BEGIN DATASET CONTENT

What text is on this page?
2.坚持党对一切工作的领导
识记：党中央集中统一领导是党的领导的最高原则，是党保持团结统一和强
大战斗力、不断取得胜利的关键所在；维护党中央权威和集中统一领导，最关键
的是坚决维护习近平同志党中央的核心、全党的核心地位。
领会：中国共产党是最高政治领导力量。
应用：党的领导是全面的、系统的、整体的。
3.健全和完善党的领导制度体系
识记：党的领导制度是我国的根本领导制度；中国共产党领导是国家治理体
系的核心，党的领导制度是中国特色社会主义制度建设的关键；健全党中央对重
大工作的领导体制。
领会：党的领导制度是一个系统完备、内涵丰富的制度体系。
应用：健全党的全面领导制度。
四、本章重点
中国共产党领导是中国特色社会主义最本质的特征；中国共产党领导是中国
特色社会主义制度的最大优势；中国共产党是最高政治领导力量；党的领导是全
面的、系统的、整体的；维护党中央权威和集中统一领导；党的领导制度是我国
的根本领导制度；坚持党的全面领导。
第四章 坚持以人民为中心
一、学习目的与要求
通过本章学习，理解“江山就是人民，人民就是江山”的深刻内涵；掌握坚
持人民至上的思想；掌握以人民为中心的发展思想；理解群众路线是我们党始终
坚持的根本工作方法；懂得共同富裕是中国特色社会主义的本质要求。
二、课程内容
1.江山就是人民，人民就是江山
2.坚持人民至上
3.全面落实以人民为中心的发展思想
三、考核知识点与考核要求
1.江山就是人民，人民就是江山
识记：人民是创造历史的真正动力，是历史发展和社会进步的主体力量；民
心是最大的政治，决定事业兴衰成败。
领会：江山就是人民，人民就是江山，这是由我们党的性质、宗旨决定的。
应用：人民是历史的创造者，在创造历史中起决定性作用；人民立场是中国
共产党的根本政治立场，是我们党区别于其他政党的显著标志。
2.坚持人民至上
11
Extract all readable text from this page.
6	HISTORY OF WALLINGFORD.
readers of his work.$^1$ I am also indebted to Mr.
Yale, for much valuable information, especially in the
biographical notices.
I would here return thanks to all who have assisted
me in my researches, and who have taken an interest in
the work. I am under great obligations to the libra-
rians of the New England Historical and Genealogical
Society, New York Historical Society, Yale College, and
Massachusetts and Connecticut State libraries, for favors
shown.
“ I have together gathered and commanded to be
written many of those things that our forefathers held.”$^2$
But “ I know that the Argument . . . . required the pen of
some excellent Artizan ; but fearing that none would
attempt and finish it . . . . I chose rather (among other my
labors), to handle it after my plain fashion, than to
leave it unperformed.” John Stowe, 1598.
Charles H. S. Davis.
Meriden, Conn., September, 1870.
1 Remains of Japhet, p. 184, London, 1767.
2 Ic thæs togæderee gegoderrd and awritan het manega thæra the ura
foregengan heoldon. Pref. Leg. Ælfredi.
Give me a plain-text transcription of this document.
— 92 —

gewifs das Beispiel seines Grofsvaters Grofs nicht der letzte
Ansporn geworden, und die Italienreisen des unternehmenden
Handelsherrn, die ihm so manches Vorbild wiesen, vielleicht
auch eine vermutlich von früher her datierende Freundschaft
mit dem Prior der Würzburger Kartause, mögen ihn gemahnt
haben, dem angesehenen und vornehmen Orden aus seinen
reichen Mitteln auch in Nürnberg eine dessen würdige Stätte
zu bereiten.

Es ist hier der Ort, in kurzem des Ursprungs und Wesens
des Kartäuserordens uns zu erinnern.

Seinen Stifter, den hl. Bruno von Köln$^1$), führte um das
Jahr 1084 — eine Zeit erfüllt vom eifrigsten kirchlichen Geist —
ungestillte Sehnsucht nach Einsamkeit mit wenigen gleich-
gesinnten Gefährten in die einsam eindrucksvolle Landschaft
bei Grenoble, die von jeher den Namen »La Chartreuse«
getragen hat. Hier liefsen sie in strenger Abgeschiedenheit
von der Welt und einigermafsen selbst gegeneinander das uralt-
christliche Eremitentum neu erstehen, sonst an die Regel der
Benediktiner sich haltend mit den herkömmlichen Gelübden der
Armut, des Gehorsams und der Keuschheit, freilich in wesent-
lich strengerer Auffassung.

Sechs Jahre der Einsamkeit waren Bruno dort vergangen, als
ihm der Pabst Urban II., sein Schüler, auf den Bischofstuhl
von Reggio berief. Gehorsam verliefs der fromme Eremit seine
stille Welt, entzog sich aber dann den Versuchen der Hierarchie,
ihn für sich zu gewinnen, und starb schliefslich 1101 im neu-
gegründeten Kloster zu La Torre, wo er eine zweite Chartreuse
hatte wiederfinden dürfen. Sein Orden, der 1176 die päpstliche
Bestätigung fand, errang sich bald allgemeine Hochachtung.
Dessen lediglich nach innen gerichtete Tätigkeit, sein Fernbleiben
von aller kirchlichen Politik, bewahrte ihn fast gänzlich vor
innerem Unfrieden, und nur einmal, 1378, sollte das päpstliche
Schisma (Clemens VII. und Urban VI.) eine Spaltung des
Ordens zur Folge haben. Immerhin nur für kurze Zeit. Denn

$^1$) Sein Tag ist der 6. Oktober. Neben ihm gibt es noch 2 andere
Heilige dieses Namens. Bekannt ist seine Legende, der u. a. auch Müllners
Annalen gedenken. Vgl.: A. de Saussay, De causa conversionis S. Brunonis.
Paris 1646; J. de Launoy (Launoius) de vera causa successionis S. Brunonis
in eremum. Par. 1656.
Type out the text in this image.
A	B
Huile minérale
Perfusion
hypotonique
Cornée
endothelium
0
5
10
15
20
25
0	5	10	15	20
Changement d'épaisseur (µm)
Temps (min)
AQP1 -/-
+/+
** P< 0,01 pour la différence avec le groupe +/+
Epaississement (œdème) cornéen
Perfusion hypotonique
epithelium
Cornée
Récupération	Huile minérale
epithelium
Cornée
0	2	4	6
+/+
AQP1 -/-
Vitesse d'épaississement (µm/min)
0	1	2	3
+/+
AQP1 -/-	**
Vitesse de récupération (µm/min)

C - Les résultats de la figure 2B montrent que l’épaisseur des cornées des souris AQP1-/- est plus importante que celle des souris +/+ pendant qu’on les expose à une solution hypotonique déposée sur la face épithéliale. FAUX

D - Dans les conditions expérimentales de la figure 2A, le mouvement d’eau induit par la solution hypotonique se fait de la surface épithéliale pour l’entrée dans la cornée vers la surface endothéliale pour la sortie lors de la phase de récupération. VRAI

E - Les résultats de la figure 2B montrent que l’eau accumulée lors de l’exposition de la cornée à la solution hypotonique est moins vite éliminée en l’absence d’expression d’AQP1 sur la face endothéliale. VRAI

END DATASET CONTENT

_EXERCISE INSTRUCTIONS_.
Retype the material in full. Each word must match.

_FINAL ANSWER_.
What text is on this page?
2.坚持党对一切工作的领导
识记：党中央集中统一领导是党的领导的最高原则，是党保持团结统一和强
大战斗力、不断取得胜利的关键所在；维护党中央权威和集中统一领导，最关键
的是坚决维护习近平同志党中央的核心、全党的核心地位。
领会：中国共产党是最高政治领导力量。
应用：党的领导是全面的、系统的、整体的。
3.健全和完善党的领导制度体系
识记：党的领导制度是我国的根本领导制度；中国共产党领导是国家治理体
系的核心，党的领导制度是中国特色社会主义制度建设的关键；健全党中央对重
大工作的领导体制。
领会：党的领导制度是一个系统完备、内涵丰富的制度体系。
应用：健全党的全面领导制度。
四、本章重点
中国共产党领导是中国特色社会主义最本质的特征；中国共产党领导是中国
特色社会主义制度的最大优势；中国共产党是最高政治领导力量；党的领导是全
面的、系统的、整体的；维护党中央权威和集中统一领导；党的领导制度是我国
的根本领导制度；坚持党的全面领导。
第四章 坚持以人民为中心
一、学习目的与要求
通过本章学习，理解“江山就是人民，人民就是江山”的深刻内涵；掌握坚
持人民至上的思想；掌握以人民为中心的发展思想；理解群众路线是我们党始终
坚持的根本工作方法；懂得共同富裕是中国特色社会主义的本质要求。
二、课程内容
1.江山就是人民，人民就是江山
2.坚持人民至上
3.全面落实以人民为中心的发展思想
三、考核知识点与考核要求
1.江山就是人民，人民就是江山
识记：人民是创造历史的真正动力，是历史发展和社会进步的主体力量；民
心是最大的政治，决定事业兴衰成败。
领会：江山就是人民，人民就是江山，这是由我们党的性质、宗旨决定的。
应用：人民是历史的创造者，在创造历史中起决定性作用；人民立场是中国
共产党的根本政治立场，是我们党区别于其他政党的显著标志。
2.坚持人民至上
11
Extract all readable text from this page.
6	HISTORY OF WALLINGFORD.
readers of his work.$^1$ I am also indebted to Mr.
Yale, for much valuable information, especially in the
biographical notices.
I would here return thanks to all who have assisted
me in my researches, and who have taken an interest in
the work. I am under great obligations to the libra-
rians of the New England Historical and Genealogical
Society, New York Historical Society, Yale College, and
Massachusetts and Connecticut State libraries, for favors
shown.
“ I have together gathered and commanded to be
written many of those things that our forefathers held.”$^2$
But “ I know that the Argument . . . . required the pen of
some excellent Artizan ; but fearing that none would
attempt and finish it . . . . I chose rather (among other my
labors), to handle it after my plain fashion, than to
leave it unperformed.” John Stowe, 1598.
Charles H. S. Davis.
Meriden, Conn., September, 1870.
1 Remains of Japhet, p. 184, London, 1767.
2 Ic thæs togæderee gegoderrd and awritan het manega thæra the ura
foregengan heoldon. Pref. Leg. Ælfredi.
Give me a plain-text transcription of this document.
— 92 —

gewifs das Beispiel seines Grofsvaters Grofs nicht der letzte
Ansporn geworden, und die Italienreisen des unternehmenden
Handelsherrn, die ihm so manches Vorbild wiesen, vielleicht
auch eine vermutlich von früher her datierende Freundschaft
mit dem Prior der Würzburger Kartause, mögen ihn gemahnt
haben, dem angesehenen und vornehmen Orden aus seinen
reichen Mitteln auch in Nürnberg eine dessen würdige Stätte
zu bereiten.

Es ist hier der Ort, in kurzem des Ursprungs und Wesens
des Kartäuserordens uns zu erinnern.

Seinen Stifter, den hl. Bruno von Köln$^1$), führte um das
Jahr 1084 — eine Zeit erfüllt vom eifrigsten kirchlichen Geist —
ungestillte Sehnsucht nach Einsamkeit mit wenigen gleich-
gesinnten Gefährten in die einsam eindrucksvolle Landschaft
bei Grenoble, die von jeher den Namen »La Chartreuse«
getragen hat. Hier liefsen sie in strenger Abgeschiedenheit
von der Welt und einigermafsen selbst gegeneinander das uralt-
christliche Eremitentum neu erstehen, sonst an die Regel der
Benediktiner sich haltend mit den herkömmlichen Gelübden der
Armut, des Gehorsams und der Keuschheit, freilich in wesent-
lich strengerer Auffassung.

Sechs Jahre der Einsamkeit waren Bruno dort vergangen, als
ihm der Pabst Urban II., sein Schüler, auf den Bischofstuhl
von Reggio berief. Gehorsam verliefs der fromme Eremit seine
stille Welt, entzog sich aber dann den Versuchen der Hierarchie,
ihn für sich zu gewinnen, und starb schliefslich 1101 im neu-
gegründeten Kloster zu La Torre, wo er eine zweite Chartreuse
hatte wiederfinden dürfen. Sein Orden, der 1176 die päpstliche
Bestätigung fand, errang sich bald allgemeine Hochachtung.
Dessen lediglich nach innen gerichtete Tätigkeit, sein Fernbleiben
von aller kirchlichen Politik, bewahrte ihn fast gänzlich vor
innerem Unfrieden, und nur einmal, 1378, sollte das päpstliche
Schisma (Clemens VII. und Urban VI.) eine Spaltung des
Ordens zur Folge haben. Immerhin nur für kurze Zeit. Denn

$^1$) Sein Tag ist der 6. Oktober. Neben ihm gibt es noch 2 andere
Heilige dieses Namens. Bekannt ist seine Legende, der u. a. auch Müllners
Annalen gedenken. Vgl.: A. de Saussay, De causa conversionis S. Brunonis.
Paris 1646; J. de Launoy (Launoius) de vera causa successionis S. Brunonis
in eremum. Par. 1656.
Type out the text in this image.
A	B
Huile minérale
Perfusion
hypotonique
Cornée
endothelium
0
5
10
15
20
25
0	5	10	15	20
Changement d'épaisseur (µm)
Temps (min)
AQP1 -/-
+/+
** P< 0,01 pour la différence avec le groupe +/+
Epaississement (œdème) cornéen
Perfusion hypotonique
epithelium
Cornée
Récupération	Huile minérale
epithelium
Cornée
0	2	4	6
+/+
AQP1 -/-
Vitesse d'épaississement (µm/min)
0	1	2	3
+/+
AQP1 -/-	**
Vitesse de récupération (µm/min)

C - Les résultats de la figure 2B montrent que l’épaisseur des cornées des souris AQP1-/- est plus importante que celle des souris +/+ pendant qu’on les expose à une solution hypotonique déposée sur la face épithéliale. FAUX

D - Dans les conditions expérimentales de la figure 2A, le mouvement d’eau induit par la solution hypotonique se fait de la surface épithéliale pour l’entrée dans la cornée vers la surface endothéliale pour la sortie lors de la phase de récupération. VRAI

E - Les résultats de la figure 2B montrent que l’eau accumulée lors de l’exposition de la cornée à la solution hypotonique est moins vite éliminée en l’absence d’expression d’AQP1 sur la face endothéliale. VRAI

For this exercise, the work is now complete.